• **Your task**
Write out all the entries word for word and omit any pictures.

---- Available data

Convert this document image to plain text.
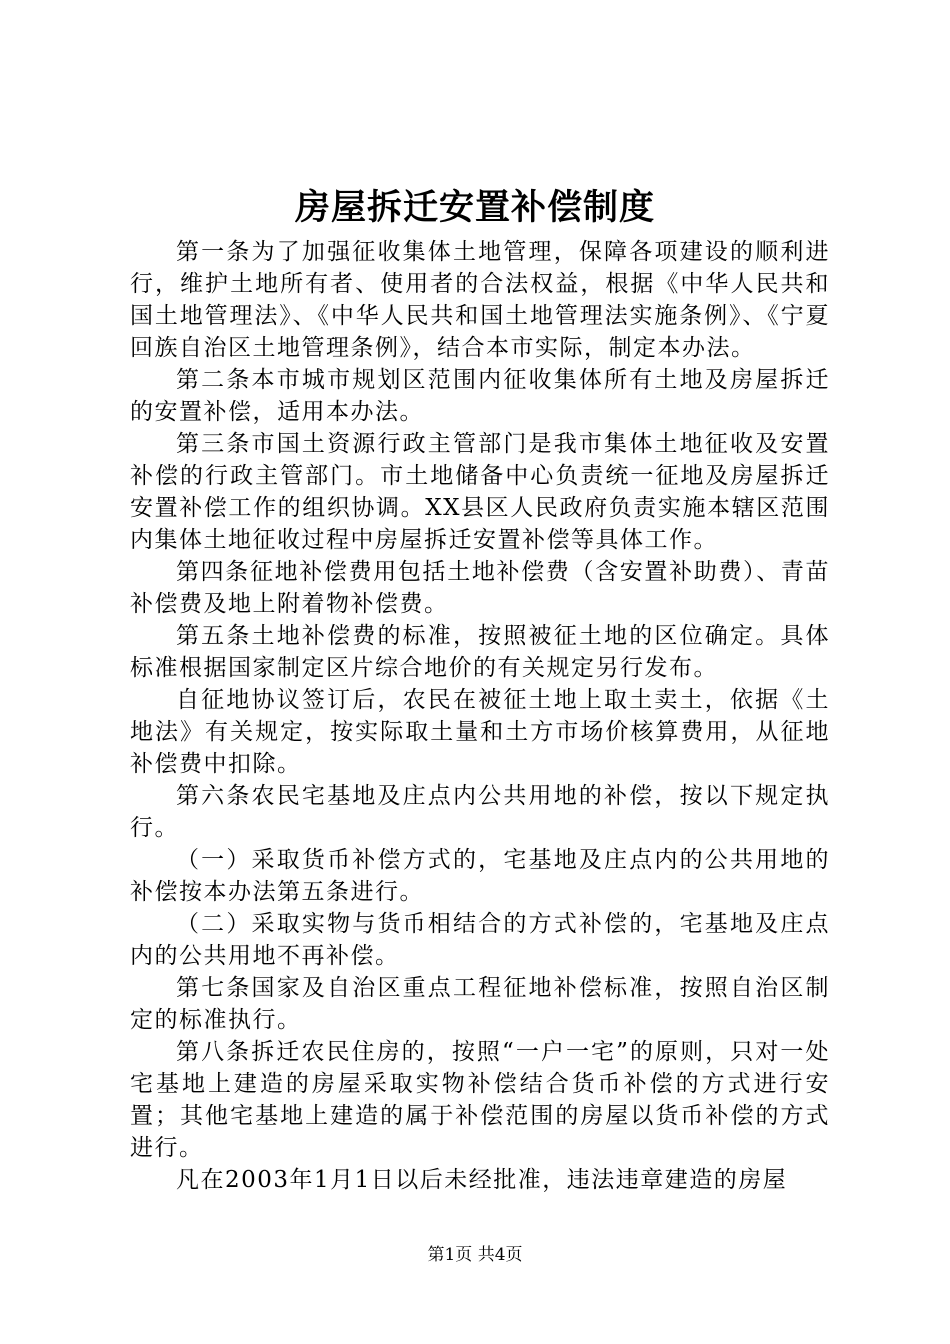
房屋拆迁安置补偿制度

第一条为了加强征收集体土地管理，保障各项建设的顺利进行，维护土地所有者、使用者的合法权益，根据《中华人民共和国土地管理法》、《中华人民共和国土地管理法实施条例》、《宁夏回族自治区土地管理条例》，结合本市实际，制定本办法。

第二条本市城市规划区范围内征收集体所有土地及房屋拆迁的安置补偿，适用本办法。

第三条市国土资源行政主管部门是我市集体土地征收及安置补偿的行政主管部门。市土地储备中心负责统一征地及房屋拆迁安置补偿工作的组织协调。XX县区人民政府负责实施本辖区范围内集体土地征收过程中房屋拆迁安置补偿等具体工作。

第四条征地补偿费用包括土地补偿费（含安置补助费）、青苗补偿费及地上附着物补偿费。

第五条土地补偿费的标准，按照被征土地的区位确定。具体标准根据国家制定区片综合地价的有关规定另行发布。

自征地协议签订后，农民在被征土地上取土卖土，依据《土地法》有关规定，按实际取土量和土方市场价核算费用，从征地补偿费中扣除。

第六条农民宅基地及庄点内公共用地的补偿，按以下规定执行。

（一）采取货币补偿方式的，宅基地及庄点内的公共用地的补偿按本办法第五条进行。

（二）采取实物与货币相结合的方式补偿的，宅基地及庄点内的公共用地不再补偿。

第七条国家及自治区重点工程征地补偿标准，按照自治区制定的标准执行。

第八条拆迁农民住房的，按照“一户一宅”的原则，只对一处宅基地上建造的房屋采取实物补偿结合货币补偿的方式进行安置；其他宅基地上建造的属于补偿范围的房屋以货币补偿的方式进行。

凡在2003年1月1日以后未经批准，违法违章建造的房屋

第1页 共4页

--------

• **Exercise response**
Convert this document image to plain text.
房屋拆迁安置补偿制度

第一条为了加强征收集体土地管理，保障各项建设的顺利进行，维护土地所有者、使用者的合法权益，根据《中华人民共和国土地管理法》、《中华人民共和国土地管理法实施条例》、《宁夏回族自治区土地管理条例》，结合本市实际，制定本办法。

第二条本市城市规划区范围内征收集体所有土地及房屋拆迁的安置补偿，适用本办法。

第三条市国土资源行政主管部门是我市集体土地征收及安置补偿的行政主管部门。市土地储备中心负责统一征地及房屋拆迁安置补偿工作的组织协调。XX县区人民政府负责实施本辖区范围内集体土地征收过程中房屋拆迁安置补偿等具体工作。

第四条征地补偿费用包括土地补偿费（含安置补助费）、青苗补偿费及地上附着物补偿费。

第五条土地补偿费的标准，按照被征土地的区位确定。具体标准根据国家制定区片综合地价的有关规定另行发布。

自征地协议签订后，农民在被征土地上取土卖土，依据《土地法》有关规定，按实际取土量和土方市场价核算费用，从征地补偿费中扣除。

第六条农民宅基地及庄点内公共用地的补偿，按以下规定执行。

（一）采取货币补偿方式的，宅基地及庄点内的公共用地的补偿按本办法第五条进行。

（二）采取实物与货币相结合的方式补偿的，宅基地及庄点内的公共用地不再补偿。

第七条国家及自治区重点工程征地补偿标准，按照自治区制定的标准执行。

第八条拆迁农民住房的，按照“一户一宅”的原则，只对一处宅基地上建造的房屋采取实物补偿结合货币补偿的方式进行安置；其他宅基地上建造的属于补偿范围的房屋以货币补偿的方式进行。

凡在2003年1月1日以后未经批准，违法违章建造的房屋

第1页 共4页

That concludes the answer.